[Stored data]
--
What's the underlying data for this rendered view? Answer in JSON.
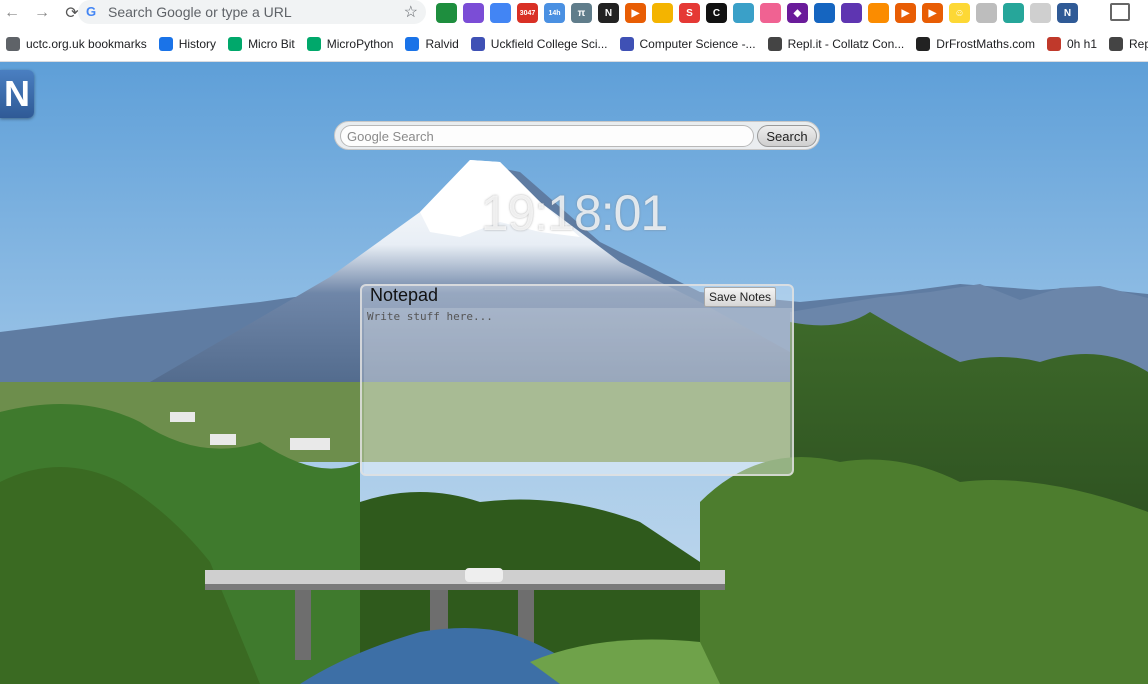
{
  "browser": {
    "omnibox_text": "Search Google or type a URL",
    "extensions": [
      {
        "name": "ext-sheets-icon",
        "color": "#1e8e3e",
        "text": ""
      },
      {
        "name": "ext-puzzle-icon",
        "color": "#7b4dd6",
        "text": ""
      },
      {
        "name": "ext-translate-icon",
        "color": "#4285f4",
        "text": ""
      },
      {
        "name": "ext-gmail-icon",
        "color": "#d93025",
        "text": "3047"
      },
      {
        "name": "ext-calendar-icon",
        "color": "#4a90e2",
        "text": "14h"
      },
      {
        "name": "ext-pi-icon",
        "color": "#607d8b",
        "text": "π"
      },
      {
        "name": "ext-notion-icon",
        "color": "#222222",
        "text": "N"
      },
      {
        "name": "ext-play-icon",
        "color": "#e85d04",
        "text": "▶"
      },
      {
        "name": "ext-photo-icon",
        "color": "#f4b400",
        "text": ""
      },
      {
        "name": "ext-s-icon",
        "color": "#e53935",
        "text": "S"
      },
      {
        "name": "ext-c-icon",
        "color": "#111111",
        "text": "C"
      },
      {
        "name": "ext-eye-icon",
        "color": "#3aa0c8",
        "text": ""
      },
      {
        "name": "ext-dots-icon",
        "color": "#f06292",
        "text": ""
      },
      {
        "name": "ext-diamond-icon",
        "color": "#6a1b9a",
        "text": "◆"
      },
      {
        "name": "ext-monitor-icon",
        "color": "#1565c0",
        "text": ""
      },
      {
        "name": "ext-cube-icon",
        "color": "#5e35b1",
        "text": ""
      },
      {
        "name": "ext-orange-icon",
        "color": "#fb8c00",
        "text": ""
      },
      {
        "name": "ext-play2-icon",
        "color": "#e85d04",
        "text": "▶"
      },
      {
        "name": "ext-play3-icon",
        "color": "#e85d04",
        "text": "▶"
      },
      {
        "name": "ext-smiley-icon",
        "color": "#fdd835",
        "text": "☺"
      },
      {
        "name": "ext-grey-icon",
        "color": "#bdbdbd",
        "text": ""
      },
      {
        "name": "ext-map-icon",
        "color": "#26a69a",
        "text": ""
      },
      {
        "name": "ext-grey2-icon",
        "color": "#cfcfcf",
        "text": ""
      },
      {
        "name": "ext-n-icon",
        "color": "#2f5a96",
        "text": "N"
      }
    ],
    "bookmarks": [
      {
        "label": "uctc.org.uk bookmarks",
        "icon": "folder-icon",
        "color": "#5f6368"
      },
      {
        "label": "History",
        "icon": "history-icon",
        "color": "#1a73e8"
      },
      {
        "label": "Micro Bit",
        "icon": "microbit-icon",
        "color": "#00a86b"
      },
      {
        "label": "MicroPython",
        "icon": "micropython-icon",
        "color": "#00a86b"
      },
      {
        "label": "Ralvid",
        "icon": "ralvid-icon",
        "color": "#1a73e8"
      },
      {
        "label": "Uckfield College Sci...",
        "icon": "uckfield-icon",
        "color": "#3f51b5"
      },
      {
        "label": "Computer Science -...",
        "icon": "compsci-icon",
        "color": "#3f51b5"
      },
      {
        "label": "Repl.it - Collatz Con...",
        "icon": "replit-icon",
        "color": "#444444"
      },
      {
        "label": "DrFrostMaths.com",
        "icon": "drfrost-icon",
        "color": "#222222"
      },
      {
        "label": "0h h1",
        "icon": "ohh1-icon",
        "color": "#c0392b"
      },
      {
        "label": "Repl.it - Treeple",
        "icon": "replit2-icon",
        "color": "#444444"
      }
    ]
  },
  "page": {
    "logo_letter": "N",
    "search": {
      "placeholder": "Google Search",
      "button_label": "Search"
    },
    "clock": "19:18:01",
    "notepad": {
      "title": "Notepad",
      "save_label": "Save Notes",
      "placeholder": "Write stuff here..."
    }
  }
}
--
§ **Challenge**
Copy every line of the listing that contains the word "bookmarks".

§ **Result**
    "bookmarks": [
        "label": "uctc.org.uk bookmarks",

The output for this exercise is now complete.